--- Start ---

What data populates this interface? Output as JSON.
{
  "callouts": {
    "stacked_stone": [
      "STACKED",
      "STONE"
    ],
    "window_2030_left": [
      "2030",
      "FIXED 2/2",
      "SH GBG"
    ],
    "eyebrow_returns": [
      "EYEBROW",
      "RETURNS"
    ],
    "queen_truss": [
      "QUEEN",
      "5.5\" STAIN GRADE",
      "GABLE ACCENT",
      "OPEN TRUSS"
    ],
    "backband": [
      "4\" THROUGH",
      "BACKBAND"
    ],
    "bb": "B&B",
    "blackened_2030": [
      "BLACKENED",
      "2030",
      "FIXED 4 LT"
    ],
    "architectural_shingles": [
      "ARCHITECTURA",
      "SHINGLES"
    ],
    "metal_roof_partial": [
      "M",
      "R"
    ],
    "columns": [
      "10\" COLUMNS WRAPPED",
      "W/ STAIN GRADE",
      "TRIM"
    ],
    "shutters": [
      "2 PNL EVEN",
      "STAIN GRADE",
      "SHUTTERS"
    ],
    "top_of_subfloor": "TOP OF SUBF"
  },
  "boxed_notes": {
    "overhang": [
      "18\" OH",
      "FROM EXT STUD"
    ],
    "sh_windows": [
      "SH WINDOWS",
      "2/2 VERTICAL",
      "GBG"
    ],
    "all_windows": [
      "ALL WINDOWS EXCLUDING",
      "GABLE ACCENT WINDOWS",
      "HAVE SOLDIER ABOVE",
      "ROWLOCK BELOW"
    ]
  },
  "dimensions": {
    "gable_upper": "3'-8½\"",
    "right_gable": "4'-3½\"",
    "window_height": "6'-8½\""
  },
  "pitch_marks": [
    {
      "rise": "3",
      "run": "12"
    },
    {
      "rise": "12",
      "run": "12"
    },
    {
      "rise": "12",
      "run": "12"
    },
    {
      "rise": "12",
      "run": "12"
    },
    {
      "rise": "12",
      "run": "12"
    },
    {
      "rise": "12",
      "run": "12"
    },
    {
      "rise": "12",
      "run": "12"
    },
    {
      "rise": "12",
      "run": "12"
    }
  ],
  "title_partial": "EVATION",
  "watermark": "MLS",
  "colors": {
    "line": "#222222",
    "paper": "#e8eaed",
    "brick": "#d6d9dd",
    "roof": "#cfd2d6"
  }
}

--- End ---

**WHAT NEEDS TO BE DONE:** Transcribe the material above in its entirety. Match it exactly.

**RESPONSE TO THIS EXERCISE:**
What data populates this interface? Output as JSON.
{
  "callouts": {
    "stacked_stone": [
      "STACKED",
      "STONE"
    ],
    "window_2030_left": [
      "2030",
      "FIXED 2/2",
      "SH GBG"
    ],
    "eyebrow_returns": [
      "EYEBROW",
      "RETURNS"
    ],
    "queen_truss": [
      "QUEEN",
      "5.5\" STAIN GRADE",
      "GABLE ACCENT",
      "OPEN TRUSS"
    ],
    "backband": [
      "4\" THROUGH",
      "BACKBAND"
    ],
    "bb": "B&B",
    "blackened_2030": [
      "BLACKENED",
      "2030",
      "FIXED 4 LT"
    ],
    "architectural_shingles": [
      "ARCHITECTURA",
      "SHINGLES"
    ],
    "metal_roof_partial": [
      "M",
      "R"
    ],
    "columns": [
      "10\" COLUMNS WRAPPED",
      "W/ STAIN GRADE",
      "TRIM"
    ],
    "shutters": [
      "2 PNL EVEN",
      "STAIN GRADE",
      "SHUTTERS"
    ],
    "top_of_subfloor": "TOP OF SUBF"
  },
  "boxed_notes": {
    "overhang": [
      "18\" OH",
      "FROM EXT STUD"
    ],
    "sh_windows": [
      "SH WINDOWS",
      "2/2 VERTICAL",
      "GBG"
    ],
    "all_windows": [
      "ALL WINDOWS EXCLUDING",
      "GABLE ACCENT WINDOWS",
      "HAVE SOLDIER ABOVE",
      "ROWLOCK BELOW"
    ]
  },
  "dimensions": {
    "gable_upper": "3'-8½\"",
    "right_gable": "4'-3½\"",
    "window_height": "6'-8½\""
  },
  "pitch_marks": [
    {
      "rise": "3",
      "run": "12"
    },
    {
      "rise": "12",
      "run": "12"
    },
    {
      "rise": "12",
      "run": "12"
    },
    {
      "rise": "12",
      "run": "12"
    },
    {
      "rise": "12",
      "run": "12"
    },
    {
      "rise": "12",
      "run": "12"
    },
    {
      "rise": "12",
      "run": "12"
    },
    {
      "rise": "12",
      "run": "12"
    }
  ],
  "title_partial": "EVATION",
  "watermark": "MLS",
  "colors": {
    "line": "#222222",
    "paper": "#e8eaed",
    "brick": "#d6d9dd",
    "roof": "#cfd2d6"
  }
}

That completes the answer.